Copy each line with the word "labels" in it.
◇ ◇ ◇ ◇ ◇
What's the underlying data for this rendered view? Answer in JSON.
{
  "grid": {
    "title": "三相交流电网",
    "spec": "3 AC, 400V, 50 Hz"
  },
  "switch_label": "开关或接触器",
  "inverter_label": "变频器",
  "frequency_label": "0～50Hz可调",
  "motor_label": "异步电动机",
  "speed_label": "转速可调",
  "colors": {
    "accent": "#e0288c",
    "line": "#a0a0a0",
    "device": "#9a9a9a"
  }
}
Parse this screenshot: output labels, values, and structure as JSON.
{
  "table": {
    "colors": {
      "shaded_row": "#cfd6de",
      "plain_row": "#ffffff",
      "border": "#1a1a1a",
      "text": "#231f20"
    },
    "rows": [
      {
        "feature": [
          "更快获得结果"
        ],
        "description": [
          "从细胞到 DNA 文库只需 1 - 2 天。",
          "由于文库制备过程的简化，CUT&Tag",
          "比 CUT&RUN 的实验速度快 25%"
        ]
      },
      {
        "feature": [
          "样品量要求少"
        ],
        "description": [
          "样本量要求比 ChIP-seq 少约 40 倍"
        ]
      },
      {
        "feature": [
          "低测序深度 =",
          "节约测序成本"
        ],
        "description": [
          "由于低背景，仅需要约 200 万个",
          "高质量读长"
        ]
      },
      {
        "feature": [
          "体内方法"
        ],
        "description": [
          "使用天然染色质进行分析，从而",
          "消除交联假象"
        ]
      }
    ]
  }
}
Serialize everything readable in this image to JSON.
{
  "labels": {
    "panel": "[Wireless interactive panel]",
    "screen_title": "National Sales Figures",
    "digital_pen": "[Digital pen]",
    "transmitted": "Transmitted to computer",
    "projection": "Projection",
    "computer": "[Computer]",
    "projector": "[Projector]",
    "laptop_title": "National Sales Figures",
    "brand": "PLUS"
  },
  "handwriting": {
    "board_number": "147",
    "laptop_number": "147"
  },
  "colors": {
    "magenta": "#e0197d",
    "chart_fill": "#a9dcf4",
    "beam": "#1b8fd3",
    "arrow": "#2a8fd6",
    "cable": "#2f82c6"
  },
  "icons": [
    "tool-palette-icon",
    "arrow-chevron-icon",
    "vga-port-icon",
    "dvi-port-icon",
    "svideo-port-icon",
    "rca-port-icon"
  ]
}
◇ ◇ ◇ ◇ ◇
EXERCISE OUTPUT
Parse this screenshot: output labels, values, and structure as JSON.
  "labels": {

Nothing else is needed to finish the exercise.